[START Data supplied]

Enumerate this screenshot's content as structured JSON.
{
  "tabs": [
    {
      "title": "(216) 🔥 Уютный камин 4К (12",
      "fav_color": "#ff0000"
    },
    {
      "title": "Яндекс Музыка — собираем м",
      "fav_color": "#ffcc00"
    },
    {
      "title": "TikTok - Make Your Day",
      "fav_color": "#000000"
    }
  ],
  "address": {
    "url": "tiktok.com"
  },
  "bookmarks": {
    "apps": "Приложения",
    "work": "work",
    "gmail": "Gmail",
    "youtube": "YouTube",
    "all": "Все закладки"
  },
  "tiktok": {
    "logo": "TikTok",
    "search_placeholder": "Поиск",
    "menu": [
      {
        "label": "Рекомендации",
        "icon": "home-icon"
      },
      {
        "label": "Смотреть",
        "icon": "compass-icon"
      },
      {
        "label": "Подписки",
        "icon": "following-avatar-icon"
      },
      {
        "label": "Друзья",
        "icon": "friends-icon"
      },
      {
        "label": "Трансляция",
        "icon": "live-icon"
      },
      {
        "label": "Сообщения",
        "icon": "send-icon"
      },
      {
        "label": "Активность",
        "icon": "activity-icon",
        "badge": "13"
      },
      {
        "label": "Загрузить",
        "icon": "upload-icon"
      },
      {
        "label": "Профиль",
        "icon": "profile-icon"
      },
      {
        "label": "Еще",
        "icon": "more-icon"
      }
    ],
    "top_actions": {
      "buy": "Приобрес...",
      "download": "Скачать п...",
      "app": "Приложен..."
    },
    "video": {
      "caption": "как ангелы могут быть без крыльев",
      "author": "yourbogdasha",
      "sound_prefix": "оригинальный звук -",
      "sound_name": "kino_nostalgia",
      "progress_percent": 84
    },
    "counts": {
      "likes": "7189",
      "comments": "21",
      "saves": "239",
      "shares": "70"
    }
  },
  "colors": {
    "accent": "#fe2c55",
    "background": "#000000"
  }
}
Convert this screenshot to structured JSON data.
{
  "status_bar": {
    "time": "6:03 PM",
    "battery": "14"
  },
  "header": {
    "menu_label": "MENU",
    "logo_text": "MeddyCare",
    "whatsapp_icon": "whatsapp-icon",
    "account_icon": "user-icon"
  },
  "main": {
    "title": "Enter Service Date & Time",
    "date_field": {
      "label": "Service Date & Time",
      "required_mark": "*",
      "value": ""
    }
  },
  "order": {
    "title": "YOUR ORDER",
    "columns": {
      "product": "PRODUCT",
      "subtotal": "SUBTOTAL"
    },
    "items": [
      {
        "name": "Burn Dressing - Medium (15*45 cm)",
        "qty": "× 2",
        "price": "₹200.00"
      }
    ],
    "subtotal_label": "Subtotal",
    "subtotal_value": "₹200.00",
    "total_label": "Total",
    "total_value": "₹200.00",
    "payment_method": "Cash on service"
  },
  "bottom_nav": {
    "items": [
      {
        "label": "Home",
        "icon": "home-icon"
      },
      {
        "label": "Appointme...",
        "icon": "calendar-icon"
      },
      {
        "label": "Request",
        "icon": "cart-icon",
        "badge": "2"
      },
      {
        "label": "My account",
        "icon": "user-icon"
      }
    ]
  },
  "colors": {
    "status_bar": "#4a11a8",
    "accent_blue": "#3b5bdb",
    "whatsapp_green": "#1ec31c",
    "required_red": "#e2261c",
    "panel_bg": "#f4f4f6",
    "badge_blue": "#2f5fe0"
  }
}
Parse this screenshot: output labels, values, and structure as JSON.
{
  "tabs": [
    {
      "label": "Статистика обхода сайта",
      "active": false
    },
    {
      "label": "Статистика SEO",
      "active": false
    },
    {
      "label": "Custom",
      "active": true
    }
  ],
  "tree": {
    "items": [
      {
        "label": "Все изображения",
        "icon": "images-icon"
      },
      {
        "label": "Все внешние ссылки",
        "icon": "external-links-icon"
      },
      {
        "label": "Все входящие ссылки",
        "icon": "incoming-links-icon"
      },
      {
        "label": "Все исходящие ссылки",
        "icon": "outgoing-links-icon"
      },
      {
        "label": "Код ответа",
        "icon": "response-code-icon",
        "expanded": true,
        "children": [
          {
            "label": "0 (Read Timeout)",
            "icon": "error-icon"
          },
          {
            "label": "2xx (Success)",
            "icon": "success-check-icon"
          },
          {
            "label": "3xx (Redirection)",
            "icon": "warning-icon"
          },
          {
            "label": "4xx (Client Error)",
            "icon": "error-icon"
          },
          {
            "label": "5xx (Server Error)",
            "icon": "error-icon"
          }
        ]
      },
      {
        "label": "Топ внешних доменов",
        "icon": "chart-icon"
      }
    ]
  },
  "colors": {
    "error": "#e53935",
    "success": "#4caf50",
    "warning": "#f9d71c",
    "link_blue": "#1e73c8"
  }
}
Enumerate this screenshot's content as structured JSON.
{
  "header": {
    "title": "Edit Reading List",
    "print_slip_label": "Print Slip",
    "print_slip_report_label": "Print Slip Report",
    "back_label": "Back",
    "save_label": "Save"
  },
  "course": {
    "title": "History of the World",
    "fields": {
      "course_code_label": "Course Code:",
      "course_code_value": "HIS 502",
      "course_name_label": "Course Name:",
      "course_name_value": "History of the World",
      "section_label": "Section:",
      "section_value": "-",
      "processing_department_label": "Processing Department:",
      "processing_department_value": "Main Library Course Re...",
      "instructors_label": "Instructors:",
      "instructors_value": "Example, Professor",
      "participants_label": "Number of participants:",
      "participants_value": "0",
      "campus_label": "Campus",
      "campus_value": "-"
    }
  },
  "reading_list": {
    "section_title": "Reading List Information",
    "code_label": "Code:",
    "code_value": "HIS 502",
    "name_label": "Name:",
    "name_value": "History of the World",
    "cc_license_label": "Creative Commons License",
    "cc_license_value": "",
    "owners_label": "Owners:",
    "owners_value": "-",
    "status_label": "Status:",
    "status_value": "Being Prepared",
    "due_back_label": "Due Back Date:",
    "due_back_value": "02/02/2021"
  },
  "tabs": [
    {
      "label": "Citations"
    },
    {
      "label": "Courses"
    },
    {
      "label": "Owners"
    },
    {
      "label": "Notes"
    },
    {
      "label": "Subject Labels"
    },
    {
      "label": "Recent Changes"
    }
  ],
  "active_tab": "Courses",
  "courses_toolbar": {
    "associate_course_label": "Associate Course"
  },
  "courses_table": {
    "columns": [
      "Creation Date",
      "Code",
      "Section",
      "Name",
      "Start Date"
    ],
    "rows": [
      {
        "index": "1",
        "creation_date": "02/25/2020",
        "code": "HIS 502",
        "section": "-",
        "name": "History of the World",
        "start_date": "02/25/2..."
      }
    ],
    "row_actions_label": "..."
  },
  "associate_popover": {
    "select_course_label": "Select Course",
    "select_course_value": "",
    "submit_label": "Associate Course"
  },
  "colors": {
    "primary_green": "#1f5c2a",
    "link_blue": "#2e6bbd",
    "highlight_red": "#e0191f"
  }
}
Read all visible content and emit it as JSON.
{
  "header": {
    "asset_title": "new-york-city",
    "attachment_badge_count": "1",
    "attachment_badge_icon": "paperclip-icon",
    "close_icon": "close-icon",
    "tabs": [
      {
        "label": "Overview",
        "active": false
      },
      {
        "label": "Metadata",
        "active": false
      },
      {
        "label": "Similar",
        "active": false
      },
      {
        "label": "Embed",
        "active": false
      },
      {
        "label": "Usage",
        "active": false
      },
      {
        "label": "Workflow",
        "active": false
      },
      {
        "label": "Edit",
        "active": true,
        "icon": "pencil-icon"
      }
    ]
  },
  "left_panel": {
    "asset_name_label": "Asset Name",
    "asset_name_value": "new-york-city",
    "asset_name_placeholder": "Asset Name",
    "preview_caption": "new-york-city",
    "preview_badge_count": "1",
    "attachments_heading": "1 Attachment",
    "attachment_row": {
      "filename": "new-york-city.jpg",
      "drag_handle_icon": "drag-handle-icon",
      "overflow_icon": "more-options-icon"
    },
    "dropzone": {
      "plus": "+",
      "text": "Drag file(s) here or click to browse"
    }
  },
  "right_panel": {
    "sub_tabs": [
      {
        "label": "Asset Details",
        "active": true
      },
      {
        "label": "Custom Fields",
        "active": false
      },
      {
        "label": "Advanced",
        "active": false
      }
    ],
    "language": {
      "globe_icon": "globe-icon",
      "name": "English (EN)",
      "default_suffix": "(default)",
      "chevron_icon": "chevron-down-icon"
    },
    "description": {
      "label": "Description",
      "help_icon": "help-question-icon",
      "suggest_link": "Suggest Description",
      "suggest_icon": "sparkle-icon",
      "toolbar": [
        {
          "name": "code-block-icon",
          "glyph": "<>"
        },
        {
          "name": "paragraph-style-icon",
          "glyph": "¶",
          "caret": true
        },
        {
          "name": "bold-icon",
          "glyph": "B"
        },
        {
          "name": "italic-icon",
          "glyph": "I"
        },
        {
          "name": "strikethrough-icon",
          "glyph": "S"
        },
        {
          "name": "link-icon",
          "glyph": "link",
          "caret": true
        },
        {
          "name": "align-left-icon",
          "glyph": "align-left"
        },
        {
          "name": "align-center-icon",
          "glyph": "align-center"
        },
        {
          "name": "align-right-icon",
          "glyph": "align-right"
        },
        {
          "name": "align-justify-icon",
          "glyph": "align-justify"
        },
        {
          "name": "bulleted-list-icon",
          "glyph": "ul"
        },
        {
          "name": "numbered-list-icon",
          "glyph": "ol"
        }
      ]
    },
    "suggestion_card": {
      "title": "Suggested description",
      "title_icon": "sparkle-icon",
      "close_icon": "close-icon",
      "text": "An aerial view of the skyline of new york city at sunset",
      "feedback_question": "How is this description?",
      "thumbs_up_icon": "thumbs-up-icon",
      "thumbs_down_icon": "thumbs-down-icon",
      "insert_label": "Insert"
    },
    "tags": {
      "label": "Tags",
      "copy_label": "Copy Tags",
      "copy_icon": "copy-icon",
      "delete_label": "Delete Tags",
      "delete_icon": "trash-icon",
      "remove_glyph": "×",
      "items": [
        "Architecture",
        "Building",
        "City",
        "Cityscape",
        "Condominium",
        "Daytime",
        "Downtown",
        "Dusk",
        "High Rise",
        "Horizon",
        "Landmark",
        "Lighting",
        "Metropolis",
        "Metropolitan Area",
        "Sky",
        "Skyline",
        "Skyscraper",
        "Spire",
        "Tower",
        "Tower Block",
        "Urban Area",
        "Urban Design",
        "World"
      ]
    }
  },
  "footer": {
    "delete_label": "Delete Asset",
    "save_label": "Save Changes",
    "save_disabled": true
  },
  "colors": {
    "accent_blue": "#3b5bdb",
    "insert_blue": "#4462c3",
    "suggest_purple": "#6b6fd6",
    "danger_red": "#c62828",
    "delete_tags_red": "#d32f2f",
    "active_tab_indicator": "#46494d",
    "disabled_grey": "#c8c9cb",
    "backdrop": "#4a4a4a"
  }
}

[END Data supplied]

__What is required__
Search the entries for the word "close", then list each line that holds it.

__Finished task__
    "close_icon": "close-icon",
      "close_icon": "close-icon",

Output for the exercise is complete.